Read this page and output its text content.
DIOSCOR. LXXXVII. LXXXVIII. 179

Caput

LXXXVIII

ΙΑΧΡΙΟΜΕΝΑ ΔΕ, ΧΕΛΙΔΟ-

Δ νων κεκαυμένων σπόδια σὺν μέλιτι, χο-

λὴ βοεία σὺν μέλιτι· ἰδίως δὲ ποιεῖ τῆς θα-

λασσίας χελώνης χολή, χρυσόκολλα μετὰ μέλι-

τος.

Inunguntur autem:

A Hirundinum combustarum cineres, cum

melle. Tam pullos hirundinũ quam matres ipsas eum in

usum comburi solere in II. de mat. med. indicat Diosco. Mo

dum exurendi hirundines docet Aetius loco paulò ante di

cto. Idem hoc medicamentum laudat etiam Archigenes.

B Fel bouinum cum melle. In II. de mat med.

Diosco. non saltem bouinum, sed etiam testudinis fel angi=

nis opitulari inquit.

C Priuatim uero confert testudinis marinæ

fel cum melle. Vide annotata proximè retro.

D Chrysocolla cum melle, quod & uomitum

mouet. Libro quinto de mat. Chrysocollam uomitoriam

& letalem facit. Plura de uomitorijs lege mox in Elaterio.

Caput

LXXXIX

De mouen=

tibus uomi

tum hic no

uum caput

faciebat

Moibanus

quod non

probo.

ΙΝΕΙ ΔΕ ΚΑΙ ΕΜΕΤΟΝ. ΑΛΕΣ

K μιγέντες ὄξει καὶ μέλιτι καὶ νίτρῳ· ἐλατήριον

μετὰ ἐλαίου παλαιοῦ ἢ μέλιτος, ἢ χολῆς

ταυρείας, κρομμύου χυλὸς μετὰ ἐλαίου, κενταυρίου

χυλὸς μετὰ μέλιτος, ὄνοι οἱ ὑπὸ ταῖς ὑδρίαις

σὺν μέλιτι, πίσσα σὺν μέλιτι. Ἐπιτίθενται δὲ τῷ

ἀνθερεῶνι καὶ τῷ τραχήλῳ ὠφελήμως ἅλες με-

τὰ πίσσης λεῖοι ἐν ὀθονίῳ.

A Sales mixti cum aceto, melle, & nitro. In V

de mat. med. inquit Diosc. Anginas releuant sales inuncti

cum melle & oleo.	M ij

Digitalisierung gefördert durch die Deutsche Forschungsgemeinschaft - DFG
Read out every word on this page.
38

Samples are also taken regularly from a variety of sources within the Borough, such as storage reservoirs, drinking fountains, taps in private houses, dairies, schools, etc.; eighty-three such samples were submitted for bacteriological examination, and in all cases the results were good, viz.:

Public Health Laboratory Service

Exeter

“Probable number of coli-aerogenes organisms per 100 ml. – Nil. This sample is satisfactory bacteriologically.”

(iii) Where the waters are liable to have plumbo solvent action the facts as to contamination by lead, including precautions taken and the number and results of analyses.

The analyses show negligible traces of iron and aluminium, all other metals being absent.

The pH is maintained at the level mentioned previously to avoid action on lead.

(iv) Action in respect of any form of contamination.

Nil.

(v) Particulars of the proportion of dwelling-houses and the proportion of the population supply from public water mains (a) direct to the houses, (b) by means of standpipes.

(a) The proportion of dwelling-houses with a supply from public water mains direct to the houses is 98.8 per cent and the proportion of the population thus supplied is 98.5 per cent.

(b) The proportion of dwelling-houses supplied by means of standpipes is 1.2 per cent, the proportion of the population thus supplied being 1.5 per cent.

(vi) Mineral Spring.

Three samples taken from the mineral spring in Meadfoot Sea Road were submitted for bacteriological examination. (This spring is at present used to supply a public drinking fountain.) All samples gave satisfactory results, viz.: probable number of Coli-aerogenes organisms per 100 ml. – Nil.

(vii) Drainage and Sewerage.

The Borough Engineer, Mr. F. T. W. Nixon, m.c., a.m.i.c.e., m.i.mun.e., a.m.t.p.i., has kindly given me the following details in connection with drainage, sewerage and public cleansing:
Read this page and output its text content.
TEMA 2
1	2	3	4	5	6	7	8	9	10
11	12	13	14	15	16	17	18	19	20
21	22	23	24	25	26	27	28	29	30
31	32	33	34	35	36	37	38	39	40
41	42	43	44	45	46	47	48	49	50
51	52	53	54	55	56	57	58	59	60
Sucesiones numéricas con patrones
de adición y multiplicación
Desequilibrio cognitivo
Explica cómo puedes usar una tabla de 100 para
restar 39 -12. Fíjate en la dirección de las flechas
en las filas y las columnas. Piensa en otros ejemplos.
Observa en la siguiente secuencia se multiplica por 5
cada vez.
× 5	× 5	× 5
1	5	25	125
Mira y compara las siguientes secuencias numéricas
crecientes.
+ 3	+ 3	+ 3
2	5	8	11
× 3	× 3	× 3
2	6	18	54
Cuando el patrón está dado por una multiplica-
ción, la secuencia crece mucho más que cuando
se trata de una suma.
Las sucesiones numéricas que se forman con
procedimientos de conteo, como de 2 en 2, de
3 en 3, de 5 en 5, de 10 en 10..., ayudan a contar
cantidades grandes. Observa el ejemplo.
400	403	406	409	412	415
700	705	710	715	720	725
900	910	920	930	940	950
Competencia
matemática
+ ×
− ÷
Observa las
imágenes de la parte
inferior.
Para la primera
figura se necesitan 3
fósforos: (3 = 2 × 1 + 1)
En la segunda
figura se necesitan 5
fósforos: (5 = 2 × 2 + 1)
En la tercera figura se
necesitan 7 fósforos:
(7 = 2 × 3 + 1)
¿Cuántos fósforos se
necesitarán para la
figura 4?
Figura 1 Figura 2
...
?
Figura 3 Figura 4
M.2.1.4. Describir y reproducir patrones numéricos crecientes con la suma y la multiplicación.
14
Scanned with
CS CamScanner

TASK PROMPT: The listing above should be repeated in its entirety, unchanged.

SOLUTION FOR THIS EXERCISE:
Read this page and output its text content.
DIOSCOR. LXXXVII. LXXXVIII. 179

Caput

LXXXVIII

ΙΑΧΡΙΟΜΕΝΑ ΔΕ, ΧΕΛΙΔΟ-

Δ νων κεκαυμένων σπόδια σὺν μέλιτι, χο-

λὴ βοεία σὺν μέλιτι· ἰδίως δὲ ποιεῖ τῆς θα-

λασσίας χελώνης χολή, χρυσόκολλα μετὰ μέλι-

τος.

Inunguntur autem:

A Hirundinum combustarum cineres, cum

melle. Tam pullos hirundinũ quam matres ipsas eum in

usum comburi solere in II. de mat. med. indicat Diosco. Mo

dum exurendi hirundines docet Aetius loco paulò ante di

cto. Idem hoc medicamentum laudat etiam Archigenes.

B Fel bouinum cum melle. In II. de mat med.

Diosco. non saltem bouinum, sed etiam testudinis fel angi=

nis opitulari inquit.

C Priuatim uero confert testudinis marinæ

fel cum melle. Vide annotata proximè retro.

D Chrysocolla cum melle, quod & uomitum

mouet. Libro quinto de mat. Chrysocollam uomitoriam

& letalem facit. Plura de uomitorijs lege mox in Elaterio.

Caput

LXXXIX

De mouen=

tibus uomi

tum hic no

uum caput

faciebat

Moibanus

quod non

probo.

ΙΝΕΙ ΔΕ ΚΑΙ ΕΜΕΤΟΝ. ΑΛΕΣ

K μιγέντες ὄξει καὶ μέλιτι καὶ νίτρῳ· ἐλατήριον

μετὰ ἐλαίου παλαιοῦ ἢ μέλιτος, ἢ χολῆς

ταυρείας, κρομμύου χυλὸς μετὰ ἐλαίου, κενταυρίου

χυλὸς μετὰ μέλιτος, ὄνοι οἱ ὑπὸ ταῖς ὑδρίαις

σὺν μέλιτι, πίσσα σὺν μέλιτι. Ἐπιτίθενται δὲ τῷ

ἀνθερεῶνι καὶ τῷ τραχήλῳ ὠφελήμως ἅλες με-

τὰ πίσσης λεῖοι ἐν ὀθονίῳ.

A Sales mixti cum aceto, melle, & nitro. In V

de mat. med. inquit Diosc. Anginas releuant sales inuncti

cum melle & oleo.	M ij

Digitalisierung gefördert durch die Deutsche Forschungsgemeinschaft - DFG
Read out every word on this page.
38

Samples are also taken regularly from a variety of sources within the Borough, such as storage reservoirs, drinking fountains, taps in private houses, dairies, schools, etc.; eighty-three such samples were submitted for bacteriological examination, and in all cases the results were good, viz.:

Public Health Laboratory Service

Exeter

“Probable number of coli-aerogenes organisms per 100 ml. – Nil. This sample is satisfactory bacteriologically.”

(iii) Where the waters are liable to have plumbo solvent action the facts as to contamination by lead, including precautions taken and the number and results of analyses.

The analyses show negligible traces of iron and aluminium, all other metals being absent.

The pH is maintained at the level mentioned previously to avoid action on lead.

(iv) Action in respect of any form of contamination.

Nil.

(v) Particulars of the proportion of dwelling-houses and the proportion of the population supply from public water mains (a) direct to the houses, (b) by means of standpipes.

(a) The proportion of dwelling-houses with a supply from public water mains direct to the houses is 98.8 per cent and the proportion of the population thus supplied is 98.5 per cent.

(b) The proportion of dwelling-houses supplied by means of standpipes is 1.2 per cent, the proportion of the population thus supplied being 1.5 per cent.

(vi) Mineral Spring.

Three samples taken from the mineral spring in Meadfoot Sea Road were submitted for bacteriological examination. (This spring is at present used to supply a public drinking fountain.) All samples gave satisfactory results, viz.: probable number of Coli-aerogenes organisms per 100 ml. – Nil.

(vii) Drainage and Sewerage.

The Borough Engineer, Mr. F. T. W. Nixon, m.c., a.m.i.c.e., m.i.mun.e., a.m.t.p.i., has kindly given me the following details in connection with drainage, sewerage and public cleansing:
Read this page and output its text content.
TEMA 2
1	2	3	4	5	6	7	8	9	10
11	12	13	14	15	16	17	18	19	20
21	22	23	24	25	26	27	28	29	30
31	32	33	34	35	36	37	38	39	40
41	42	43	44	45	46	47	48	49	50
51	52	53	54	55	56	57	58	59	60
Sucesiones numéricas con patrones
de adición y multiplicación
Desequilibrio cognitivo
Explica cómo puedes usar una tabla de 100 para
restar 39 -12. Fíjate en la dirección de las flechas
en las filas y las columnas. Piensa en otros ejemplos.
Observa en la siguiente secuencia se multiplica por 5
cada vez.
× 5	× 5	× 5
1	5	25	125
Mira y compara las siguientes secuencias numéricas
crecientes.
+ 3	+ 3	+ 3
2	5	8	11
× 3	× 3	× 3
2	6	18	54
Cuando el patrón está dado por una multiplica-
ción, la secuencia crece mucho más que cuando
se trata de una suma.
Las sucesiones numéricas que se forman con
procedimientos de conteo, como de 2 en 2, de
3 en 3, de 5 en 5, de 10 en 10..., ayudan a contar
cantidades grandes. Observa el ejemplo.
400	403	406	409	412	415
700	705	710	715	720	725
900	910	920	930	940	950
Competencia
matemática
+ ×
− ÷
Observa las
imágenes de la parte
inferior.
Para la primera
figura se necesitan 3
fósforos: (3 = 2 × 1 + 1)
En la segunda
figura se necesitan 5
fósforos: (5 = 2 × 2 + 1)
En la tercera figura se
necesitan 7 fósforos:
(7 = 2 × 3 + 1)
¿Cuántos fósforos se
necesitarán para la
figura 4?
Figura 1 Figura 2
...
?
Figura 3 Figura 4
M.2.1.4. Describir y reproducir patrones numéricos crecientes con la suma y la multiplicación.
14
Scanned with
CS CamScanner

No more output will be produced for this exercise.